EXERCISE:
Say how many lines in the records include the string "甲公司不再上诉", adding no other words.

[Extracted data entries]
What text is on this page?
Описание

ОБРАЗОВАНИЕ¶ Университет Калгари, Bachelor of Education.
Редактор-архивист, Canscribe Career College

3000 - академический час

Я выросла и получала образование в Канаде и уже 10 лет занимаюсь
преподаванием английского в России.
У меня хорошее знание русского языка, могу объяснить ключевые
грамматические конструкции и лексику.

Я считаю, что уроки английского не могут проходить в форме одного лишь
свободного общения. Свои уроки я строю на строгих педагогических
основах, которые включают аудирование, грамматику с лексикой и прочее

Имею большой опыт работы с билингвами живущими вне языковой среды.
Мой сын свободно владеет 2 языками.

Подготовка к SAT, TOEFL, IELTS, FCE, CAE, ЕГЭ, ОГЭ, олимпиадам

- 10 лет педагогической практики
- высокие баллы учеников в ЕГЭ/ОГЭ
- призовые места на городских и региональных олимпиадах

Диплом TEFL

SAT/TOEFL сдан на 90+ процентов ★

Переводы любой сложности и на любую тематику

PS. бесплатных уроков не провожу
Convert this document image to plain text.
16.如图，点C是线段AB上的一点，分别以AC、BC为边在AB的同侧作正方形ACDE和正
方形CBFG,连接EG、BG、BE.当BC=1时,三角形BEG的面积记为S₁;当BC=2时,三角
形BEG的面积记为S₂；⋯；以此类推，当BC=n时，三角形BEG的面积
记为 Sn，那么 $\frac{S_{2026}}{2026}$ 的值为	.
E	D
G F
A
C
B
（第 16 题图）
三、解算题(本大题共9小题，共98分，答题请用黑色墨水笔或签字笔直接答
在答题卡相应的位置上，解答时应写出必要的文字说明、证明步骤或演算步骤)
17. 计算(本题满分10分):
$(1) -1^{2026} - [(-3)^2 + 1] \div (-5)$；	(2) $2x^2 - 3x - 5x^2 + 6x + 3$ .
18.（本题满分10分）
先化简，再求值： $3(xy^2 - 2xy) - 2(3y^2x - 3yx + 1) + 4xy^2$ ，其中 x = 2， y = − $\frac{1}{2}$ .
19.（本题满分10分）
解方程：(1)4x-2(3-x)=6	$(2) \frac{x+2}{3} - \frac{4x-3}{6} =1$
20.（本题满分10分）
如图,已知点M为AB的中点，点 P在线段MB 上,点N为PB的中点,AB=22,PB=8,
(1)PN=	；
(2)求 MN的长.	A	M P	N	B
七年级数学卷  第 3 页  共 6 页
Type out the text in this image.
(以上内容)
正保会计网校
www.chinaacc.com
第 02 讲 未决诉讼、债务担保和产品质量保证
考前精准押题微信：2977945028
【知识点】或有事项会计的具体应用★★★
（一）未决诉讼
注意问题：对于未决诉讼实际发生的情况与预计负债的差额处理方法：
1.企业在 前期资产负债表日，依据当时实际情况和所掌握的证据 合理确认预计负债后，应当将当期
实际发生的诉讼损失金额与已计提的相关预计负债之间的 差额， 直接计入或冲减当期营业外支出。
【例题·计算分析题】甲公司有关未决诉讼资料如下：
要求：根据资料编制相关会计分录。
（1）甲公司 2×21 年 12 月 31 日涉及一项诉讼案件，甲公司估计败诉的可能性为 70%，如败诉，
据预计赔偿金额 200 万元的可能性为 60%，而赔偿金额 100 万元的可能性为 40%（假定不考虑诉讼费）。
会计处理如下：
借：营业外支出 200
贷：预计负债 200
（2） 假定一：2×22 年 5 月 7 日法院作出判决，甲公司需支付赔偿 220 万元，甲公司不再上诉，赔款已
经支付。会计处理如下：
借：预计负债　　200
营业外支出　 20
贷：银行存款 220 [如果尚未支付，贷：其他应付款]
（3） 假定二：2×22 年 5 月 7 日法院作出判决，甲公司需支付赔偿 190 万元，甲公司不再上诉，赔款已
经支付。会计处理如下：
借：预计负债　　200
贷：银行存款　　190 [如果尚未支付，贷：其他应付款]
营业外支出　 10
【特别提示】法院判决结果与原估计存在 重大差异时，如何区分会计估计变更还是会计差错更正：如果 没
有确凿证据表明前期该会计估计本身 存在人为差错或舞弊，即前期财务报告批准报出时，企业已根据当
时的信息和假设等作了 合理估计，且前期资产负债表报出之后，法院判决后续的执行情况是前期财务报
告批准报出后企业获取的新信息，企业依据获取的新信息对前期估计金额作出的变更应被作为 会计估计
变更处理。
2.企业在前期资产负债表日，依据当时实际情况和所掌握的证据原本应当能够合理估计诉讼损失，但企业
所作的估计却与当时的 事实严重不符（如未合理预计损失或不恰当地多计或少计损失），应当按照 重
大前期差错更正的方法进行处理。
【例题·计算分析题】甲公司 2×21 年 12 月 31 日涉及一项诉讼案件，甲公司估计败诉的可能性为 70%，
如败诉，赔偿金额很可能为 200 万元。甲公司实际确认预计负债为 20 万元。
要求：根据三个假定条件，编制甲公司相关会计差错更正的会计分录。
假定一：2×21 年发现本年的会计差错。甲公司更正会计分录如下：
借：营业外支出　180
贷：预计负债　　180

REPLY TO THE TASK:
2